• [Your goal]:
Copy all lines in which the word "worden" can be found.

:: Supplied data ::

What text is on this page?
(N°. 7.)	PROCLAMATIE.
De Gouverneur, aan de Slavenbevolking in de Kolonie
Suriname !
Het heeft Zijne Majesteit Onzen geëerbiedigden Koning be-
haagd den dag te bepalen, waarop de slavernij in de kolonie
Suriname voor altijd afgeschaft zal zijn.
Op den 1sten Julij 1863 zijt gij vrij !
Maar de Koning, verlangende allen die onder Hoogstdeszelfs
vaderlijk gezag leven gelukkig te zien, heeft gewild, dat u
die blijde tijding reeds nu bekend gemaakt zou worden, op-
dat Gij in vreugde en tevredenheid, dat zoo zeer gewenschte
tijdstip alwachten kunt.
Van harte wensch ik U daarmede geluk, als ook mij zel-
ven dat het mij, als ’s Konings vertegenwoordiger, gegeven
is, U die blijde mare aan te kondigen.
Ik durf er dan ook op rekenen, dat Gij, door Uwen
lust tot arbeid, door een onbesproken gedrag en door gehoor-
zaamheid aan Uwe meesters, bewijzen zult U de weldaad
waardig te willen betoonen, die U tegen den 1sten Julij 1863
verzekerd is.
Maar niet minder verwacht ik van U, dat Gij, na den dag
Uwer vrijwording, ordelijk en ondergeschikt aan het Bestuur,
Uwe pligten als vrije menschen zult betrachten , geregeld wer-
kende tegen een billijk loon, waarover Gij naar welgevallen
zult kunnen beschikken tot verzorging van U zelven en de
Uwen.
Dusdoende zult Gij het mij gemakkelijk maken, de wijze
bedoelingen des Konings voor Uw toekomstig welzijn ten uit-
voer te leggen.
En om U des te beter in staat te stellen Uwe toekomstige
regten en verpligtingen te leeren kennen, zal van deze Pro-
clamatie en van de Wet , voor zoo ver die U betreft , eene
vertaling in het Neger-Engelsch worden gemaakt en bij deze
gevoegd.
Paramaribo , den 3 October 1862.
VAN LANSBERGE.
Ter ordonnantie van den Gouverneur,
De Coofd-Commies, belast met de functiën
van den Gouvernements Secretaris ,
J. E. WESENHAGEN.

:::

• [Solution to the exercise]:
die blijde tijding reeds nu bekend gemaakt zou worden, op-
vertaling in het Neger-Engelsch worden gemaakt en bij deze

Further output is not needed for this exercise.